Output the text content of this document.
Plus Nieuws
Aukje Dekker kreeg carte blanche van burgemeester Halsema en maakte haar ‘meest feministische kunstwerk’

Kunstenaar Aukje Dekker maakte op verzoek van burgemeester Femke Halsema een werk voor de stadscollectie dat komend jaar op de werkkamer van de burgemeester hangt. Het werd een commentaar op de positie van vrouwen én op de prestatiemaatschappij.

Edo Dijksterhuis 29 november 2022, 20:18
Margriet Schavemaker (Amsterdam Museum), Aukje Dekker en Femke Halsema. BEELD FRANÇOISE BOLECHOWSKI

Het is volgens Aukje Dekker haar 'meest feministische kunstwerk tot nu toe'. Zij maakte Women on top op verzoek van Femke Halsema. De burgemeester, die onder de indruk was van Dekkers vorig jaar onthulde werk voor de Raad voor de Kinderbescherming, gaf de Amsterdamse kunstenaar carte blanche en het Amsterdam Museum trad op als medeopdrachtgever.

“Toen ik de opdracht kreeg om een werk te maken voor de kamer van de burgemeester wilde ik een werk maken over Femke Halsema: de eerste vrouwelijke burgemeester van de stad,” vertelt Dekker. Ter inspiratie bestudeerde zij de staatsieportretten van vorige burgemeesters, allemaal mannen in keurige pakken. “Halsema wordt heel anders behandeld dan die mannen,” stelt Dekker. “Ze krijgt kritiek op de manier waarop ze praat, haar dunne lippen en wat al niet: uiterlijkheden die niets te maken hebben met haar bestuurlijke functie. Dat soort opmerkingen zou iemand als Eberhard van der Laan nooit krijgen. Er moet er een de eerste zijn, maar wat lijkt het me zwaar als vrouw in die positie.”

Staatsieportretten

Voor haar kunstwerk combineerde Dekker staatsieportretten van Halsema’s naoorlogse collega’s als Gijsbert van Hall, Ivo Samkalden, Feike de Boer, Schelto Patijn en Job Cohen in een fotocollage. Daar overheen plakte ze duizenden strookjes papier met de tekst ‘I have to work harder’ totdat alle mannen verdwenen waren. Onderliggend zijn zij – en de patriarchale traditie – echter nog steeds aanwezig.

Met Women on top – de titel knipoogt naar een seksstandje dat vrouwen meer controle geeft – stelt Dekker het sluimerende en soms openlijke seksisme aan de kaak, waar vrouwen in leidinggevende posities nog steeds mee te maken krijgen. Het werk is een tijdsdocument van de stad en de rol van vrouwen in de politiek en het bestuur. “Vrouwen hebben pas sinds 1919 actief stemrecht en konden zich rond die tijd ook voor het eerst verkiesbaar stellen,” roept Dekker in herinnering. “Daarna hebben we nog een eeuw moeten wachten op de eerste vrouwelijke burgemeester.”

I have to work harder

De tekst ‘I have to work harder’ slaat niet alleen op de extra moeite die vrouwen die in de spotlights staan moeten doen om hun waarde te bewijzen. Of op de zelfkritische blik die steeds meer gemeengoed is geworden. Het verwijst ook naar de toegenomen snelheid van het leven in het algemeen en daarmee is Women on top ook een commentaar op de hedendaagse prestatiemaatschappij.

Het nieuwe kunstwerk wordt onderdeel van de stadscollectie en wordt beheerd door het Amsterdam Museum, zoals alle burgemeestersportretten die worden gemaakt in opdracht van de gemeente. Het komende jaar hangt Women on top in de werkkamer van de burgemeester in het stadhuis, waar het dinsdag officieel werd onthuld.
____
Task prompt
Your reply should hold every line from the data that contains "werd", copied in full.

Answer below
Kunstenaar Aukje Dekker maakte op verzoek van burgemeester Femke Halsema een werk voor de stadscollectie dat komend jaar op de werkkamer van de burgemeester hangt. Het werd een commentaar op de positie van vrouwen én op de prestatiemaatschappij.
Het nieuwe kunstwerk wordt onderdeel van de stadscollectie en wordt beheerd door het Amsterdam Museum, zoals alle burgemeestersportretten die worden gemaakt in opdracht van de gemeente. Het komende jaar hangt Women on top in de werkkamer van de burgemeester in het stadhuis, waar het dinsdag officieel werd onthuld.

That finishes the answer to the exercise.